----- EXERCISE MATERIALS
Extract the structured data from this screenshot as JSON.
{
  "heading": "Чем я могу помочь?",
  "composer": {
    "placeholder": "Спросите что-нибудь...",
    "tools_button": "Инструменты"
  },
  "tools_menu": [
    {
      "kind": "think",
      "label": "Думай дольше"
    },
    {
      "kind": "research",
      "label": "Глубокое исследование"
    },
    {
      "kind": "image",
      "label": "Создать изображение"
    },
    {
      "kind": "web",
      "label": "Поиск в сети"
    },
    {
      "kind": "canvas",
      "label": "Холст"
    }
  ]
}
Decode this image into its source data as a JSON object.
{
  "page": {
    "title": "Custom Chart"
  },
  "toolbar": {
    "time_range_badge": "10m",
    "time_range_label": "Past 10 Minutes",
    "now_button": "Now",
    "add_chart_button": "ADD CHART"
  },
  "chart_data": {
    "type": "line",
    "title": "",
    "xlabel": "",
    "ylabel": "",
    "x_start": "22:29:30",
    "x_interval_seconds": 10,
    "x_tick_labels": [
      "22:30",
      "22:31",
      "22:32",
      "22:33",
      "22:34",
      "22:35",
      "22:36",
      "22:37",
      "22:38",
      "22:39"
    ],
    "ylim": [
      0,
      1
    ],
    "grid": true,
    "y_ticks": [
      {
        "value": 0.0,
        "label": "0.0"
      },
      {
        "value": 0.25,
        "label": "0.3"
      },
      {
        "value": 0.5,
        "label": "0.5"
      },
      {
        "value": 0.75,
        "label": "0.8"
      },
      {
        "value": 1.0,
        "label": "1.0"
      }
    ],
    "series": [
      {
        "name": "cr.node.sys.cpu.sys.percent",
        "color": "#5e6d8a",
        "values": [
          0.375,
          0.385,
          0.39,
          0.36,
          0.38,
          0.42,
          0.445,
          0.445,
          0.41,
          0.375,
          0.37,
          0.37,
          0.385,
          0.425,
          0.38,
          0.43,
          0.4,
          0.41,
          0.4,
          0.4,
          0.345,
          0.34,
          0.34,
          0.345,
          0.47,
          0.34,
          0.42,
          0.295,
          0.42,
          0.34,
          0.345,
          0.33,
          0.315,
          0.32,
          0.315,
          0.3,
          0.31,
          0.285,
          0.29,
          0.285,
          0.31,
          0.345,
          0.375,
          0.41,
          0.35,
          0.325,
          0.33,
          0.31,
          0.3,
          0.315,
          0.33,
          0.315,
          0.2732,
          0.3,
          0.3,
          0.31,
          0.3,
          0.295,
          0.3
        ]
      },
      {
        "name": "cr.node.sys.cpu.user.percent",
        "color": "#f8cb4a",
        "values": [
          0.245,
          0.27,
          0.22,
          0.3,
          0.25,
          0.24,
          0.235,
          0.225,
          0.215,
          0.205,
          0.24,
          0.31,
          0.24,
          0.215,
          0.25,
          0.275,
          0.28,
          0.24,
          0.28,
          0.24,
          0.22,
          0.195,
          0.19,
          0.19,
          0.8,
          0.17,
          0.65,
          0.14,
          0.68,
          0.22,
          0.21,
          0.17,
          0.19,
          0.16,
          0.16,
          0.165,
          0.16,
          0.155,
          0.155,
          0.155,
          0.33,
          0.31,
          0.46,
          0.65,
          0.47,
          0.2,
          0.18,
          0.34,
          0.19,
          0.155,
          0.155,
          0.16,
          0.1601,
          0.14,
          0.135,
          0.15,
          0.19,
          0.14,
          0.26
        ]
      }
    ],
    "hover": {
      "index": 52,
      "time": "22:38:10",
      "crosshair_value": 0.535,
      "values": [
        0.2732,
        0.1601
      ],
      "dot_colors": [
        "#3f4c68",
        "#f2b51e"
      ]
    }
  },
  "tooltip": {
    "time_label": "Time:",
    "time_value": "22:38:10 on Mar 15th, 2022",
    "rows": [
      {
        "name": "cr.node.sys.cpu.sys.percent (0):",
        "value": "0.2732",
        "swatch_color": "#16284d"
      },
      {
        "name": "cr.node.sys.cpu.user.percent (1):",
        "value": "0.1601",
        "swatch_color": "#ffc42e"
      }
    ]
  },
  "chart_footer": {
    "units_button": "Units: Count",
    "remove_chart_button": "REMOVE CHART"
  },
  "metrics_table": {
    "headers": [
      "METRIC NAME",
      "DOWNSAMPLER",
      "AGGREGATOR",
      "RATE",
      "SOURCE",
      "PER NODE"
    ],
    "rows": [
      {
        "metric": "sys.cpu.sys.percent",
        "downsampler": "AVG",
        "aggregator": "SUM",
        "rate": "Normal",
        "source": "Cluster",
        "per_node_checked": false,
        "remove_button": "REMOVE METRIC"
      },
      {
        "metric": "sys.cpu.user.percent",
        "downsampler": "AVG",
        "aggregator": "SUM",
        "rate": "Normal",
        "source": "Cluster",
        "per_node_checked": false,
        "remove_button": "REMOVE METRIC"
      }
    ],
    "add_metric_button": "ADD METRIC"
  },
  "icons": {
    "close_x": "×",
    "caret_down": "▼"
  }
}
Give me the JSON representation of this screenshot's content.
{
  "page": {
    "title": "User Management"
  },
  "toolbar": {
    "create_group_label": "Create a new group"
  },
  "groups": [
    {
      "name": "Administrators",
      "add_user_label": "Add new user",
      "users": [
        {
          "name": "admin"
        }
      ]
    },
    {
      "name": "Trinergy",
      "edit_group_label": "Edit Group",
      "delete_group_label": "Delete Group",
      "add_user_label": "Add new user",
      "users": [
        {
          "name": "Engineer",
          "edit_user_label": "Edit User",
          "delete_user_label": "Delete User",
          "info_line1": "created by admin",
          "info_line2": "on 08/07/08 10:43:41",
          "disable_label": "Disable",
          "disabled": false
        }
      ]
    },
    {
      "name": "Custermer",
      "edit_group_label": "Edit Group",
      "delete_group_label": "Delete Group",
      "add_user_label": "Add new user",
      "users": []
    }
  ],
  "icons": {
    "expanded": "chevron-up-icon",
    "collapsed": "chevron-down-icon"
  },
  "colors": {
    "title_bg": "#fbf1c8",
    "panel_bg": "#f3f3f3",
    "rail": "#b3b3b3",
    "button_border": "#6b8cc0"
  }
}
----------
**WHAT IS BEING ASKED**
In the records above, how many lines contain the word "image"? Give the number alone.

**SOLUTION TO THIS PROBLEM**
2